(Data records)
>> begin
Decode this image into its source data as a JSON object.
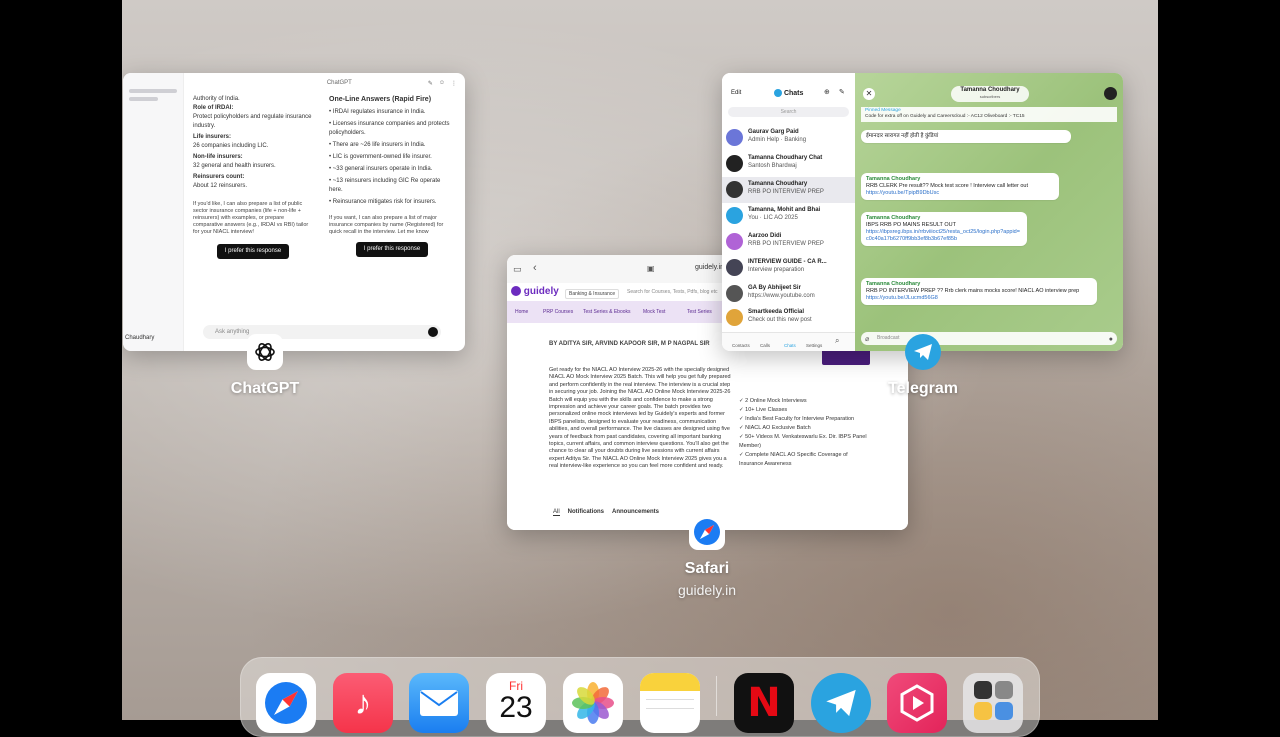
{
  "app_switcher": {
    "chatgpt": {
      "label": "ChatGPT",
      "header_title": "ChatGPT",
      "left_col": [
        "Authority of India.",
        "Role of IRDAI:",
        "Protect policyholders and regulate insurance industry.",
        "Life insurers:",
        "26 companies including LIC.",
        "Non-life insurers:",
        "32 general and health insurers.",
        "Reinsurers count:",
        "About 12 reinsurers."
      ],
      "left_note": "If you'd like, I can also prepare a list of public sector insurance companies (life + non-life + reinsurers) with examples, or prepare comparative answers (e.g., IRDAI vs RBI) tailor for your NIACL interview!",
      "right_heading": "One-Line Answers (Rapid Fire)",
      "right_items": [
        "IRDAI regulates insurance in India.",
        "Licenses insurance companies and protects policyholders.",
        "There are ~26 life insurers in India.",
        "LIC is government-owned life insurer.",
        "~33 general insurers operate in India.",
        "~13 reinsurers including GIC Re operate here.",
        "Reinsurance mitigates risk for insurers."
      ],
      "right_note": "If you want, I can also prepare a list of major insurance companies by name (Registered) for quick recall in the interview. Let me know",
      "prefer_btn": "I prefer this response",
      "prefer_btn_right": "I prefer this response",
      "input_placeholder": "Ask anything",
      "sidebar_bottom": "Chaudhary"
    },
    "safari": {
      "label": "Safari",
      "sublabel": "guidely.in",
      "url": "guidely.in",
      "brand": "guidely",
      "nav_dropdown": "Banking & Insurance",
      "search_placeholder": "Search for Courses, Tests, Pdfs, blog etc",
      "menu_items": [
        "Home",
        "PRP Courses",
        "Test Series & Ebooks",
        "Mock Test",
        "Test Series"
      ],
      "author_line": "BY ADITYA SIR, ARVIND KAPOOR SIR, M P NAGPAL SIR",
      "paragraph": "Get ready for the NIACL AO Interview 2025-26 with the specially designed NIACL AO Mock Interview 2025 Batch. This will help you get fully prepared and perform confidently in the real interview. The interview is a crucial step in securing your job. Joining the NIACL AO Online Mock Interview 2025-26 Batch will equip you with the skills and confidence to make a strong impression and achieve your career goals. The batch provides two personalized online mock interviews led by Guidely's experts and former IBPS panelists, designed to evaluate your readiness, communication abilities, and overall performance. The live classes are designed using five years of feedback from past candidates, covering all important banking topics, current affairs, and common interview questions. You'll also get the chance to clear all your doubts during live sessions with current affairs expert Aditya Sir. The NIACL AO Online Mock Interview 2025 gives you a real interview-like experience so you can feel more confident and ready.",
      "features": [
        "2 Online Mock Interviews",
        "10+ Live Classes",
        "India's Best Faculty for Interview Preparation",
        "NIACL AO Exclusive Batch",
        "50+ Videos M. Venkateswarlu Ex. Dir. IBPS Panel Member)",
        "Complete NIACL AO Specific Coverage of Insurance Awareness"
      ],
      "tabs": [
        "All",
        "Notifications",
        "Announcements"
      ]
    },
    "telegram": {
      "label": "Telegram",
      "edit": "Edit",
      "chats_title": "Chats",
      "search": "Search",
      "channel_title": "Tamanna Choudhary",
      "channel_sub": "subscribers",
      "pinned_label": "Pinned Message",
      "pinned_text": "Code for extra off on Guidely and Careerscloud :- AC12 Oliveboard :- TC15",
      "chats": [
        {
          "name": "Gaurav Garg Paid",
          "msg": "Admin Help · Banking"
        },
        {
          "name": "Tamanna Choudhary Chat",
          "msg": "Santosh Bhardwaj"
        },
        {
          "name": "Tamanna Choudhary",
          "msg": "RRB PO INTERVIEW PREP"
        },
        {
          "name": "Tamanna, Mohit and Bhai",
          "msg": "You · LIC AO 2025"
        },
        {
          "name": "Aarzoo Didi",
          "msg": "RRB PO INTERVIEW PREP"
        },
        {
          "name": "INTERVIEW GUIDE - CA R...",
          "msg": "Interview preparation"
        },
        {
          "name": "GA By Abhijeet Sir",
          "msg": "https://www.youtube.com"
        },
        {
          "name": "Smartkeeda Official",
          "msg": "Check out this new post"
        }
      ],
      "tabbar": [
        "Contacts",
        "Calls",
        "Chats",
        "Settings"
      ],
      "messages": [
        {
          "sender": "",
          "text": "ईमानदार सारागत नहीं होती है कुंडियां"
        },
        {
          "sender": "Tamanna Choudhary",
          "text": "RRB CLERK Pre result?? Mock test score ! Interview call letter out",
          "link": "https://youtu.be/TpipB9DbUsc"
        },
        {
          "sender": "Tamanna Choudhary",
          "text": "IBPS RRB PO MAINS RESULT OUT",
          "link": "https://ibpsreg.ibps.in/rrbviiioct25/resta_oct25/login.php?appid=c0c40a17b6270ff9bb3ef8b3b67ef85b"
        },
        {
          "sender": "Tamanna Choudhary",
          "text": "RRB PO INTERVIEW PREP ?? Rrb clerk mains mocks score! NIACL AO interview prep",
          "link": "https://youtu.be/JLucmd56G8"
        }
      ],
      "message_placeholder": "Broadcast"
    }
  },
  "dock": {
    "calendar_day": "Fri",
    "calendar_date": "23",
    "apps": [
      "Safari",
      "Music",
      "Mail",
      "Calendar",
      "Photos",
      "Notes",
      "Netflix",
      "Telegram",
      "Screen Recorder",
      "Utilities"
    ]
  },
  "colors": {
    "guidely_purple": "#6c2bbf",
    "telegram_blue": "#2aa3e0",
    "safari_blue": "#1b7cf3",
    "music_red": "#f5344a",
    "netflix_red": "#e50914"
  }
}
>> end
Repeat each entry exactly. Pictures do not belong in the copy.

== Right answer ==
Decode this image into its source data as a JSON object.
{
  "app_switcher": {
    "chatgpt": {
      "label": "ChatGPT",
      "header_title": "ChatGPT",
      "left_col": [
        "Authority of India.",
        "Role of IRDAI:",
        "Protect policyholders and regulate insurance industry.",
        "Life insurers:",
        "26 companies including LIC.",
        "Non-life insurers:",
        "32 general and health insurers.",
        "Reinsurers count:",
        "About 12 reinsurers."
      ],
      "left_note": "If you'd like, I can also prepare a list of public sector insurance companies (life + non-life + reinsurers) with examples, or prepare comparative answers (e.g., IRDAI vs RBI) tailor for your NIACL interview!",
      "right_heading": "One-Line Answers (Rapid Fire)",
      "right_items": [
        "IRDAI regulates insurance in India.",
        "Licenses insurance companies and protects policyholders.",
        "There are ~26 life insurers in India.",
        "LIC is government-owned life insurer.",
        "~33 general insurers operate in India.",
        "~13 reinsurers including GIC Re operate here.",
        "Reinsurance mitigates risk for insurers."
      ],
      "right_note": "If you want, I can also prepare a list of major insurance companies by name (Registered) for quick recall in the interview. Let me know",
      "prefer_btn": "I prefer this response",
      "prefer_btn_right": "I prefer this response",
      "input_placeholder": "Ask anything",
      "sidebar_bottom": "Chaudhary"
    },
    "safari": {
      "label": "Safari",
      "sublabel": "guidely.in",
      "url": "guidely.in",
      "brand": "guidely",
      "nav_dropdown": "Banking & Insurance",
      "search_placeholder": "Search for Courses, Tests, Pdfs, blog etc",
      "menu_items": [
        "Home",
        "PRP Courses",
        "Test Series & Ebooks",
        "Mock Test",
        "Test Series"
      ],
      "author_line": "BY ADITYA SIR, ARVIND KAPOOR SIR, M P NAGPAL SIR",
      "paragraph": "Get ready for the NIACL AO Interview 2025-26 with the specially designed NIACL AO Mock Interview 2025 Batch. This will help you get fully prepared and perform confidently in the real interview. The interview is a crucial step in securing your job. Joining the NIACL AO Online Mock Interview 2025-26 Batch will equip you with the skills and confidence to make a strong impression and achieve your career goals. The batch provides two personalized online mock interviews led by Guidely's experts and former IBPS panelists, designed to evaluate your readiness, communication abilities, and overall performance. The live classes are designed using five years of feedback from past candidates, covering all important banking topics, current affairs, and common interview questions. You'll also get the chance to clear all your doubts during live sessions with current affairs expert Aditya Sir. The NIACL AO Online Mock Interview 2025 gives you a real interview-like experience so you can feel more confident and ready.",
      "features": [
        "2 Online Mock Interviews",
        "10+ Live Classes",
        "India's Best Faculty for Interview Preparation",
        "NIACL AO Exclusive Batch",
        "50+ Videos M. Venkateswarlu Ex. Dir. IBPS Panel Member)",
        "Complete NIACL AO Specific Coverage of Insurance Awareness"
      ],
      "tabs": [
        "All",
        "Notifications",
        "Announcements"
      ]
    },
    "telegram": {
      "label": "Telegram",
      "edit": "Edit",
      "chats_title": "Chats",
      "search": "Search",
      "channel_title": "Tamanna Choudhary",
      "channel_sub": "subscribers",
      "pinned_label": "Pinned Message",
      "pinned_text": "Code for extra off on Guidely and Careerscloud :- AC12 Oliveboard :- TC15",
      "chats": [
        {
          "name": "Gaurav Garg Paid",
          "msg": "Admin Help · Banking"
        },
        {
          "name": "Tamanna Choudhary Chat",
          "msg": "Santosh Bhardwaj"
        },
        {
          "name": "Tamanna Choudhary",
          "msg": "RRB PO INTERVIEW PREP"
        },
        {
          "name": "Tamanna, Mohit and Bhai",
          "msg": "You · LIC AO 2025"
        },
        {
          "name": "Aarzoo Didi",
          "msg": "RRB PO INTERVIEW PREP"
        },
        {
          "name": "INTERVIEW GUIDE - CA R...",
          "msg": "Interview preparation"
        },
        {
          "name": "GA By Abhijeet Sir",
          "msg": "https://www.youtube.com"
        },
        {
          "name": "Smartkeeda Official",
          "msg": "Check out this new post"
        }
      ],
      "tabbar": [
        "Contacts",
        "Calls",
        "Chats",
        "Settings"
      ],
      "messages": [
        {
          "sender": "",
          "text": "ईमानदार सारागत नहीं होती है कुंडियां"
        },
        {
          "sender": "Tamanna Choudhary",
          "text": "RRB CLERK Pre result?? Mock test score ! Interview call letter out",
          "link": "https://youtu.be/TpipB9DbUsc"
        },
        {
          "sender": "Tamanna Choudhary",
          "text": "IBPS RRB PO MAINS RESULT OUT",
          "link": "https://ibpsreg.ibps.in/rrbviiioct25/resta_oct25/login.php?appid=c0c40a17b6270ff9bb3ef8b3b67ef85b"
        },
        {
          "sender": "Tamanna Choudhary",
          "text": "RRB PO INTERVIEW PREP ?? Rrb clerk mains mocks score! NIACL AO interview prep",
          "link": "https://youtu.be/JLucmd56G8"
        }
      ],
      "message_placeholder": "Broadcast"
    }
  },
  "dock": {
    "calendar_day": "Fri",
    "calendar_date": "23",
    "apps": [
      "Safari",
      "Music",
      "Mail",
      "Calendar",
      "Photos",
      "Notes",
      "Netflix",
      "Telegram",
      "Screen Recorder",
      "Utilities"
    ]
  },
  "colors": {
    "guidely_purple": "#6c2bbf",
    "telegram_blue": "#2aa3e0",
    "safari_blue": "#1b7cf3",
    "music_red": "#f5344a",
    "netflix_red": "#e50914"
  }
}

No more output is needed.